• EXERCISE TASK 1: State how many lines of the records contain the string "Increase", matching case exactly. Give only the number.

• SELECTED EXCERPT:
╔══

Page MenuHomePhabricator

Multiple comments on a single line are interpreted as a blank line
Closed, ResolvedPublic

Description

When writing a single comment on a line this line is correctly ignored.
When writing two comments on a single line this line is not ignored but interpreted as a blank line.

See this page for an example that illustrates the issue:
http://en.wikipedia.org/wiki/User:Patrick87/comments

It's not a big problem and there should be only few cases when one actually writes two separate comments on a single line, however formatting shouldn't change depending on if there are only one or two comments on the line.


Version: 1.21.x
Severity: minor

Details

Reference
bz41756

Event Timeline

bzimport raised the priority of this task from to Low.Nov 22 2014, 1:11 AM
bzimport added a project: MediaWiki-Parser.
bzimport set Reference to bz41756.

Another test case:

*a
<!-- x -->
*b
<!-- x --> <!-- y --> <!-- z -->
*c

The PHP parser treats 'a' and 'b' as part of the same list, but item 'c' is treated as a completely different list.

There are other examples of this sort in the parserTests. It's becoming a source of diffs between PHP and Parsoid.

Change 77988 had a related patch set uploaded by Cscott:
Preprocessor: Don't treat a line containing multiple comments as a blank line.

https://gerrit.wikimedia.org/r/77988

Change 78248 had a related patch set uploaded by Cscott:
Add '-m' option to dumpGrepper; add patterns for bug 41756.

https://gerrit.wikimedia.org/r/78248

Change 78248 merged by jenkins-bot:
Add '-m' option to dumpGrepper; add patterns for bug 41756.

https://gerrit.wikimedia.org/r/78248

subbu notes that parsoid accepts both tabs and spaces surrounding the comments. PHP accepts only spaces. Is it worth tweaking my patch to allow PHP to accept tabs as well? I don't think it will make any/much difference to content, but it would be nice to converge the parsers.

I've grepped through the 20130708 enwiki dump looking to see how many pages this change would affect. I found only 414 pages in the article namespace that are affected -- I put the full list at http://en.wikipedia.org/wiki/User:Cscott/bug41756

There are an additional 1,913 articles in the File: Wikimedia: or Portal: namespace which have lines with more than one space-separated comment. These appear to be mostly bot-generated and mostly harmless. I've put this list on the above page as well.

Change 77988 merged by jenkins-bot:
Preprocessor: Don't treat a line containing multiple comments as a blank line.

https://gerrit.wikimedia.org/r/77988

Verified fixed in beta and test.

╚══

• EXERCISE TASK 2: In the multiple-comments parser bug page, how many pages in the article namespace did the search of the 20130708 enwiki dump find affected by the change?

• RECORDS FOR PROCESSING:
╔══

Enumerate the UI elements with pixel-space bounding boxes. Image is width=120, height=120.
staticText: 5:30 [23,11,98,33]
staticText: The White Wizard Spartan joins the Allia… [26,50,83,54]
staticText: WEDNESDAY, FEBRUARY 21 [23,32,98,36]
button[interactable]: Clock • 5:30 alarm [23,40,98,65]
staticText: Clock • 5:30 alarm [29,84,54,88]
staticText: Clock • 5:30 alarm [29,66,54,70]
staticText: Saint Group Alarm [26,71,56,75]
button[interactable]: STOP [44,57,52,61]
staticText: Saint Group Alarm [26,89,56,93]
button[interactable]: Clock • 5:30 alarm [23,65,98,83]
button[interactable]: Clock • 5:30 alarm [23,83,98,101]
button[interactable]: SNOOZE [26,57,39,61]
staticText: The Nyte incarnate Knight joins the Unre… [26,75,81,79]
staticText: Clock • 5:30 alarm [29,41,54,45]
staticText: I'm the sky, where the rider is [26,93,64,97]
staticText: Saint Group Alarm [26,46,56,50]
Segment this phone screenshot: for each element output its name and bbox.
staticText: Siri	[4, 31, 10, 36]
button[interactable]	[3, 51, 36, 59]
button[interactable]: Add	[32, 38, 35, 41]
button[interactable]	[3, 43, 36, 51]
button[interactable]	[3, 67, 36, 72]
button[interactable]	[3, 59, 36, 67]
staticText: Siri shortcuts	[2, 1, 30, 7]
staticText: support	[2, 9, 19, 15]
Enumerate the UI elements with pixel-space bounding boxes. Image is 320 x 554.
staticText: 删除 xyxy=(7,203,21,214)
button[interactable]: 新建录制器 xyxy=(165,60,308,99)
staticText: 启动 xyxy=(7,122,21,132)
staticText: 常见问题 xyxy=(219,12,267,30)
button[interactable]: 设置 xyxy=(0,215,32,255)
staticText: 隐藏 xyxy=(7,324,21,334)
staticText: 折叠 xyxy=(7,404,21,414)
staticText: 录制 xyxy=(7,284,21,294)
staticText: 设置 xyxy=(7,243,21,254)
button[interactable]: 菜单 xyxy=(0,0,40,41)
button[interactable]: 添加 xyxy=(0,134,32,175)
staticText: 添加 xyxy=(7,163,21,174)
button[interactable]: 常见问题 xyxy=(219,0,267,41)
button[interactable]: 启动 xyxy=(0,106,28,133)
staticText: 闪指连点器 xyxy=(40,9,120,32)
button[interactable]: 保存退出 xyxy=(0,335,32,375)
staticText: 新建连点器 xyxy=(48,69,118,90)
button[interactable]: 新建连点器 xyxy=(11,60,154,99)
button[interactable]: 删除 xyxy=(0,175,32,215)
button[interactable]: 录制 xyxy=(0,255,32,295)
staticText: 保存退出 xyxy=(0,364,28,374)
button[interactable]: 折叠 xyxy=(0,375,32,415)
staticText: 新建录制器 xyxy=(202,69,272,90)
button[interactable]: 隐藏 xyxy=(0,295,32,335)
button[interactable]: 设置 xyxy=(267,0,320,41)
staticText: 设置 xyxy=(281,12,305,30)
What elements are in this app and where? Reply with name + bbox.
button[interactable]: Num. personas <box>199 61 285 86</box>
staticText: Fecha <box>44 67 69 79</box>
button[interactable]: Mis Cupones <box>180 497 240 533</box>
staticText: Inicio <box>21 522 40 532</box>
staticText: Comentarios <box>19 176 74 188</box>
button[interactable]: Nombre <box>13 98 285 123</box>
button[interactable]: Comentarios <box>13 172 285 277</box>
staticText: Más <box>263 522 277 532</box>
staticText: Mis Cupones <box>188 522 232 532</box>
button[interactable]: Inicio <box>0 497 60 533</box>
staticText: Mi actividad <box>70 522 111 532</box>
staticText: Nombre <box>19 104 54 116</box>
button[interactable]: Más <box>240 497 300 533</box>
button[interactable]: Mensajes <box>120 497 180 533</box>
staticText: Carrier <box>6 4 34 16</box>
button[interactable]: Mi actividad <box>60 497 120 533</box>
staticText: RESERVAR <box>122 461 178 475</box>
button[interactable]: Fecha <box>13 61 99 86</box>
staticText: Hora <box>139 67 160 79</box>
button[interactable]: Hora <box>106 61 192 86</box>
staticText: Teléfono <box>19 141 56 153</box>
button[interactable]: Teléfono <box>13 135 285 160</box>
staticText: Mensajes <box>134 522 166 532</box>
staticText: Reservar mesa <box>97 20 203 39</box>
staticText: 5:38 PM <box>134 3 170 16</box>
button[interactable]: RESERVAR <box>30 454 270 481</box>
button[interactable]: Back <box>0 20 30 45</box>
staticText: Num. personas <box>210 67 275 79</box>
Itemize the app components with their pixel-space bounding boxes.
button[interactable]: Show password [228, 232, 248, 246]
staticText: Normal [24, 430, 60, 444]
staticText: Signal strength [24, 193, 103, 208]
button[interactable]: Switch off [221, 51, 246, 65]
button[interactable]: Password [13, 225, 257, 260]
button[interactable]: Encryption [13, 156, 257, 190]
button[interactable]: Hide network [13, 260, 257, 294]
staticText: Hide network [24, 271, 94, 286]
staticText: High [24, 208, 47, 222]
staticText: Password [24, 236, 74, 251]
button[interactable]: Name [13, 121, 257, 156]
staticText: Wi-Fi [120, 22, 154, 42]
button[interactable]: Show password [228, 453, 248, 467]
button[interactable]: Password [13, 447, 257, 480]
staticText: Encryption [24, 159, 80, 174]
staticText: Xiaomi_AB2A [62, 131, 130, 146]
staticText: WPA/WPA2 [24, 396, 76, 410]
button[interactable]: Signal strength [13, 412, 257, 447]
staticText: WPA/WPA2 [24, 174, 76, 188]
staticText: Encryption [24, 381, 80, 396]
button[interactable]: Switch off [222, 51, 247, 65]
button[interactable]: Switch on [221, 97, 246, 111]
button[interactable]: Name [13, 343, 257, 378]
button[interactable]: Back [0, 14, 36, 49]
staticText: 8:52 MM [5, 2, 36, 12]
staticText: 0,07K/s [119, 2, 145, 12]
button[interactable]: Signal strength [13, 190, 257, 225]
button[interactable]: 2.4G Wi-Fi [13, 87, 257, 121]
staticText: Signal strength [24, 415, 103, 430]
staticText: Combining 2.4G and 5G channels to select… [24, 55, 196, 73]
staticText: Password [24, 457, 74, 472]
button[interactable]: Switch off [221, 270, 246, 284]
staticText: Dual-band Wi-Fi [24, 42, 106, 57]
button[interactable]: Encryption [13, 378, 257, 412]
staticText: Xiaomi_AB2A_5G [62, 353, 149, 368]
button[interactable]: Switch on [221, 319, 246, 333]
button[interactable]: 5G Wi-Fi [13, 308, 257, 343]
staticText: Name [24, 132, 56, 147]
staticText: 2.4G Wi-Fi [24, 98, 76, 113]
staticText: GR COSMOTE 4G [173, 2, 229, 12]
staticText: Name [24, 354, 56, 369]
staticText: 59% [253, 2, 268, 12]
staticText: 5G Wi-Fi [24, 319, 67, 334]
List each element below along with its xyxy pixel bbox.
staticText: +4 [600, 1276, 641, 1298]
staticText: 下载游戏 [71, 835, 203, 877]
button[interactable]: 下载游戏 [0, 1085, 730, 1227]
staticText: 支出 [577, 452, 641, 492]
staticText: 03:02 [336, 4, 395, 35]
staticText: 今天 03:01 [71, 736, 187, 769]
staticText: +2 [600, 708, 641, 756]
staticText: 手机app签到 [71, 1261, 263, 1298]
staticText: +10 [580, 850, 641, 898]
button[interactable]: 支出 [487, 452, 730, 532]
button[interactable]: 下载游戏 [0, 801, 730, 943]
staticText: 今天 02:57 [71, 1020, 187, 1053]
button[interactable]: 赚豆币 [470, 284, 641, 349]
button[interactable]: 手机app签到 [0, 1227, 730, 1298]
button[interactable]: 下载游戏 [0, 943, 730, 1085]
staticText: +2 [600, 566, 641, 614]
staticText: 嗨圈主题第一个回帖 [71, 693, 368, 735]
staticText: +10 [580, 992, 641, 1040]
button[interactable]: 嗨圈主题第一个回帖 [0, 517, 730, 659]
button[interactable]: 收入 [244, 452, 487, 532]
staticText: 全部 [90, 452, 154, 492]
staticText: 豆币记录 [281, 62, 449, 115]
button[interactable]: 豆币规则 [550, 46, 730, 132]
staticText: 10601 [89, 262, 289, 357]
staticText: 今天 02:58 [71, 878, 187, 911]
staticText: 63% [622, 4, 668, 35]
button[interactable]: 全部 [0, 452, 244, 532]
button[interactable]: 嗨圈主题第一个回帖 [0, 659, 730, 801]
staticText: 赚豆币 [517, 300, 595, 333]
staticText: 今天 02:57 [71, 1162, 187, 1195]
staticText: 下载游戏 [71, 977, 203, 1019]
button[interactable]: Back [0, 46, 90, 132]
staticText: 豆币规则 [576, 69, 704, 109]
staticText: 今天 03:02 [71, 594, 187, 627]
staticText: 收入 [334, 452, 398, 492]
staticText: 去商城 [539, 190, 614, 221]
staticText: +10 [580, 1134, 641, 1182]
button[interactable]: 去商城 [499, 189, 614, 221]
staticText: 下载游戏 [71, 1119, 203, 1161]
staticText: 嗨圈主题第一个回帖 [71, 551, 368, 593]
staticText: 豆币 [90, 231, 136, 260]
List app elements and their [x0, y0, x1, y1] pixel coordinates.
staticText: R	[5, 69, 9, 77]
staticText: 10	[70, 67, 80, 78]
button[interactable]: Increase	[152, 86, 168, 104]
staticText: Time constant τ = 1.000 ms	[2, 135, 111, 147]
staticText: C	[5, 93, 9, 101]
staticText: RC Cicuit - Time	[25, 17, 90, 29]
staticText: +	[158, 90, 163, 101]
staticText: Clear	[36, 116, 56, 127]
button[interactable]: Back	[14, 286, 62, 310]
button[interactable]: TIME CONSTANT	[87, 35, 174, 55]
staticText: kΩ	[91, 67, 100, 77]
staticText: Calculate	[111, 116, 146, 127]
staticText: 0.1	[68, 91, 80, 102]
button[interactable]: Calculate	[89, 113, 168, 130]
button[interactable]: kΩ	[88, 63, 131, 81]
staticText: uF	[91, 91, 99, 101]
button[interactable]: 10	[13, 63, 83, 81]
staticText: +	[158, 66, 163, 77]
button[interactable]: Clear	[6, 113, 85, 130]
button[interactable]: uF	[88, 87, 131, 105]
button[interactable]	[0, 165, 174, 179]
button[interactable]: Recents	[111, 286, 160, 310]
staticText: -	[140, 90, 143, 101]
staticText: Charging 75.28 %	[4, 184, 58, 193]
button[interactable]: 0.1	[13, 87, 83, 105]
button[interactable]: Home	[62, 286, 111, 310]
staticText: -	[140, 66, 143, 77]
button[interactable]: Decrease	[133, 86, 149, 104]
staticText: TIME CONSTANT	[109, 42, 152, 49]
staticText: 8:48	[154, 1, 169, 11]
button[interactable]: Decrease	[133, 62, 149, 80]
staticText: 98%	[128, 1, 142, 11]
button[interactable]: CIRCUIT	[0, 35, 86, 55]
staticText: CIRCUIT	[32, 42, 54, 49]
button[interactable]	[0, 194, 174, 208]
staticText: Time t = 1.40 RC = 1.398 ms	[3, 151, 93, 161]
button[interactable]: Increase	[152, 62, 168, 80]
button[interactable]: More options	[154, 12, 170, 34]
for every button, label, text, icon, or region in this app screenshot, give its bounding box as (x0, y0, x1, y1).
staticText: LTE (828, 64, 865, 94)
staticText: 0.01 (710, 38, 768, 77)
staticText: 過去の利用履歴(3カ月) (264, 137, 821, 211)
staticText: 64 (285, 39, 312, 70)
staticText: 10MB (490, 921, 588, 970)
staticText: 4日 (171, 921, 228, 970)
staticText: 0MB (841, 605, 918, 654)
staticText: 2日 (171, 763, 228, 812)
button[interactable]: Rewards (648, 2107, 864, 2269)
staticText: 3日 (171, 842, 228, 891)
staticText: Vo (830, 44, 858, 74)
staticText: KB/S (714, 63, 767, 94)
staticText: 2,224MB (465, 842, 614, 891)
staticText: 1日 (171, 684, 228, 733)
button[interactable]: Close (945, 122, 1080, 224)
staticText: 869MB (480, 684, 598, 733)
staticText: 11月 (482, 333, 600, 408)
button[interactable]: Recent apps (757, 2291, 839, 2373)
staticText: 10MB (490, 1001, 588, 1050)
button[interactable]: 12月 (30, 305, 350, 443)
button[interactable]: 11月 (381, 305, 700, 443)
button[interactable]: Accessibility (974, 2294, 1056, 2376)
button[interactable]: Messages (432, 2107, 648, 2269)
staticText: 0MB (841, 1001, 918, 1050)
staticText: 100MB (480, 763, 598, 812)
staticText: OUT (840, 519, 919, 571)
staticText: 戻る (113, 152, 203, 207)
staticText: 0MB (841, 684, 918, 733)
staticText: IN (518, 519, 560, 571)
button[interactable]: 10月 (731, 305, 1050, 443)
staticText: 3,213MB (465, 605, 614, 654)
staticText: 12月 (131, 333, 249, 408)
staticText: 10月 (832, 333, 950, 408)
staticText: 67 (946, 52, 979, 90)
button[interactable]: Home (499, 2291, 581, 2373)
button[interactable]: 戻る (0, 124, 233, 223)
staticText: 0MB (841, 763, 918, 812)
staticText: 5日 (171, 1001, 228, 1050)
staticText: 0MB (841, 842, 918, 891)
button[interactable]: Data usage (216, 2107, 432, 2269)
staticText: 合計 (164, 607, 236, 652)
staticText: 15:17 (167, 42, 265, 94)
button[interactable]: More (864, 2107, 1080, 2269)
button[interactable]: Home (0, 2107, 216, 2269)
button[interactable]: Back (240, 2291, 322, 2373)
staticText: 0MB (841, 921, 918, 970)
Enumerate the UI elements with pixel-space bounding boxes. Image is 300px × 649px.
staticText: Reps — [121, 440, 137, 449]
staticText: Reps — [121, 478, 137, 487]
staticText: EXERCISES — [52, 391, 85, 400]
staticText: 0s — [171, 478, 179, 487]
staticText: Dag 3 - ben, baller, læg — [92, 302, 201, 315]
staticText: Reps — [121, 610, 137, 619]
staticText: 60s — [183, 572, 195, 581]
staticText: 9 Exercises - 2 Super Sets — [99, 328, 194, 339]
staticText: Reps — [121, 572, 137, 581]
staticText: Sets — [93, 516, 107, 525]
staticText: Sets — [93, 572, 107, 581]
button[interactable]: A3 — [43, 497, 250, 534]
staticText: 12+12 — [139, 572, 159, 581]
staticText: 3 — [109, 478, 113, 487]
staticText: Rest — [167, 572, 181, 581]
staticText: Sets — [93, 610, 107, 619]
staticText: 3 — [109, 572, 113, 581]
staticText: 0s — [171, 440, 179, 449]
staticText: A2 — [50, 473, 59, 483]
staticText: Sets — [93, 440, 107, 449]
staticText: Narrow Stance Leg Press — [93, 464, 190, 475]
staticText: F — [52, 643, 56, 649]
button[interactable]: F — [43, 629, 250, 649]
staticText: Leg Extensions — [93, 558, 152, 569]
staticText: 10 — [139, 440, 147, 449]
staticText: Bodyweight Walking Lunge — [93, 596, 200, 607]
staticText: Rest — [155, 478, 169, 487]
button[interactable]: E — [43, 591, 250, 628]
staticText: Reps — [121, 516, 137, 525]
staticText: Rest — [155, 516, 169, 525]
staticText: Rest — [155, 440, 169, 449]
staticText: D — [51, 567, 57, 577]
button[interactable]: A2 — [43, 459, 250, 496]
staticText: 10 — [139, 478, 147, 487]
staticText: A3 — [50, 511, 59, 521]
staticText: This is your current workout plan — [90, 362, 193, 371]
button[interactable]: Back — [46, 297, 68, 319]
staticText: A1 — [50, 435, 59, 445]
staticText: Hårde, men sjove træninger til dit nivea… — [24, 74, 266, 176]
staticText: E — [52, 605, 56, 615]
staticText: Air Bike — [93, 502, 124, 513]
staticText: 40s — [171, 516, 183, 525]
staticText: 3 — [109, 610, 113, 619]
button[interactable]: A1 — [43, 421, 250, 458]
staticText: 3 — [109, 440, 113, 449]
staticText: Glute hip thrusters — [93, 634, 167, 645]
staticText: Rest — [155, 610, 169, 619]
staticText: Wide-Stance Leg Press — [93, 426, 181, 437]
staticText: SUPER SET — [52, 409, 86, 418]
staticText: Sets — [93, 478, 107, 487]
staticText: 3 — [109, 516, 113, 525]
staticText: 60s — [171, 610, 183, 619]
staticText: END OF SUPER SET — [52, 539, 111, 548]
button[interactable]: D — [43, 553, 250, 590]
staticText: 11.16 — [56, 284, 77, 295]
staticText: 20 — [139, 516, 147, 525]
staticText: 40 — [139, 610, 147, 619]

╚══

• EXERCISE ANSWER 1: 2

• EXERCISE ANSWER 2: 414 pages.